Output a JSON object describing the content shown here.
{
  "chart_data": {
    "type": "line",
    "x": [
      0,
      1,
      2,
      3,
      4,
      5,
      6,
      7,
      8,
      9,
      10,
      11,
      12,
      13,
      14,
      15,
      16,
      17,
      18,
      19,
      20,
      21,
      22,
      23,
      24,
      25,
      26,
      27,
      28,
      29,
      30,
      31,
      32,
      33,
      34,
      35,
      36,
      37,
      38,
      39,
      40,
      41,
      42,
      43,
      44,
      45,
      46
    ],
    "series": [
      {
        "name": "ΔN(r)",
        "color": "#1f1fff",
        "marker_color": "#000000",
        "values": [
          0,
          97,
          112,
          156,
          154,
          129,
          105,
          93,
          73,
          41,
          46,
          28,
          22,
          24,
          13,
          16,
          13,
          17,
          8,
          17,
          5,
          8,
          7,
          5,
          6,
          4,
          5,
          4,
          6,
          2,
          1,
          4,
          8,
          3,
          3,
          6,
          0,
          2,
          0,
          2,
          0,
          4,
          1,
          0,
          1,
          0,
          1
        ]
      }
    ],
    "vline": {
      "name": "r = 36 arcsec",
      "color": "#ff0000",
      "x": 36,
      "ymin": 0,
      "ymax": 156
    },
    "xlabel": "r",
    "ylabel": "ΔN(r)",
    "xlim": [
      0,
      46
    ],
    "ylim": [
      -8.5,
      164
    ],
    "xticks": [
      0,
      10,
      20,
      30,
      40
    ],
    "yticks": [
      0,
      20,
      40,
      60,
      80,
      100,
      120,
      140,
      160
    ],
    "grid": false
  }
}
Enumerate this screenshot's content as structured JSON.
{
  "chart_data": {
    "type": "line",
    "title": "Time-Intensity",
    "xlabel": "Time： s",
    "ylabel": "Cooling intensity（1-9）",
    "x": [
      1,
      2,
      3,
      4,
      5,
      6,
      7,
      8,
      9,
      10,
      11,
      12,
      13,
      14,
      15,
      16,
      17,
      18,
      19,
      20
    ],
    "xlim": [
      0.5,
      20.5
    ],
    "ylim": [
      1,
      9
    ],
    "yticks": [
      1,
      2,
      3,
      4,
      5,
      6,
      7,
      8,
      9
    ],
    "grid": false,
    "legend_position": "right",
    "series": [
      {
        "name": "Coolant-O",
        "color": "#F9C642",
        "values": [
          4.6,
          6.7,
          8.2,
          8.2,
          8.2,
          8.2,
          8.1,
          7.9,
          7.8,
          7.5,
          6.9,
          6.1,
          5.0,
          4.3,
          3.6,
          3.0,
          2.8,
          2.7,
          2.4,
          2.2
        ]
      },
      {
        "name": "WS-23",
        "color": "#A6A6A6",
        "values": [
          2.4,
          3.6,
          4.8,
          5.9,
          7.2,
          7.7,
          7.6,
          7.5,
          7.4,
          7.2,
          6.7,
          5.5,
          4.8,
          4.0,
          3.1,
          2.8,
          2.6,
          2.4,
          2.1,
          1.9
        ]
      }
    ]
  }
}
____
Exercise goal ▸ Restate each record exactly as written.

Result of this exercise ▸
Output a JSON object describing the content shown here.
{
  "chart_data": {
    "type": "line",
    "x": [
      0,
      1,
      2,
      3,
      4,
      5,
      6,
      7,
      8,
      9,
      10,
      11,
      12,
      13,
      14,
      15,
      16,
      17,
      18,
      19,
      20,
      21,
      22,
      23,
      24,
      25,
      26,
      27,
      28,
      29,
      30,
      31,
      32,
      33,
      34,
      35,
      36,
      37,
      38,
      39,
      40,
      41,
      42,
      43,
      44,
      45,
      46
    ],
    "series": [
      {
        "name": "ΔN(r)",
        "color": "#1f1fff",
        "marker_color": "#000000",
        "values": [
          0,
          97,
          112,
          156,
          154,
          129,
          105,
          93,
          73,
          41,
          46,
          28,
          22,
          24,
          13,
          16,
          13,
          17,
          8,
          17,
          5,
          8,
          7,
          5,
          6,
          4,
          5,
          4,
          6,
          2,
          1,
          4,
          8,
          3,
          3,
          6,
          0,
          2,
          0,
          2,
          0,
          4,
          1,
          0,
          1,
          0,
          1
        ]
      }
    ],
    "vline": {
      "name": "r = 36 arcsec",
      "color": "#ff0000",
      "x": 36,
      "ymin": 0,
      "ymax": 156
    },
    "xlabel": "r",
    "ylabel": "ΔN(r)",
    "xlim": [
      0,
      46
    ],
    "ylim": [
      -8.5,
      164
    ],
    "xticks": [
      0,
      10,
      20,
      30,
      40
    ],
    "yticks": [
      0,
      20,
      40,
      60,
      80,
      100,
      120,
      140,
      160
    ],
    "grid": false
  }
}
Enumerate this screenshot's content as structured JSON.
{
  "chart_data": {
    "type": "line",
    "title": "Time-Intensity",
    "xlabel": "Time： s",
    "ylabel": "Cooling intensity（1-9）",
    "x": [
      1,
      2,
      3,
      4,
      5,
      6,
      7,
      8,
      9,
      10,
      11,
      12,
      13,
      14,
      15,
      16,
      17,
      18,
      19,
      20
    ],
    "xlim": [
      0.5,
      20.5
    ],
    "ylim": [
      1,
      9
    ],
    "yticks": [
      1,
      2,
      3,
      4,
      5,
      6,
      7,
      8,
      9
    ],
    "grid": false,
    "legend_position": "right",
    "series": [
      {
        "name": "Coolant-O",
        "color": "#F9C642",
        "values": [
          4.6,
          6.7,
          8.2,
          8.2,
          8.2,
          8.2,
          8.1,
          7.9,
          7.8,
          7.5,
          6.9,
          6.1,
          5.0,
          4.3,
          3.6,
          3.0,
          2.8,
          2.7,
          2.4,
          2.2
        ]
      },
      {
        "name": "WS-23",
        "color": "#A6A6A6",
        "values": [
          2.4,
          3.6,
          4.8,
          5.9,
          7.2,
          7.7,
          7.6,
          7.5,
          7.4,
          7.2,
          6.7,
          5.5,
          4.8,
          4.0,
          3.1,
          2.8,
          2.6,
          2.4,
          2.1,
          1.9
        ]
      }
    ]
  }
}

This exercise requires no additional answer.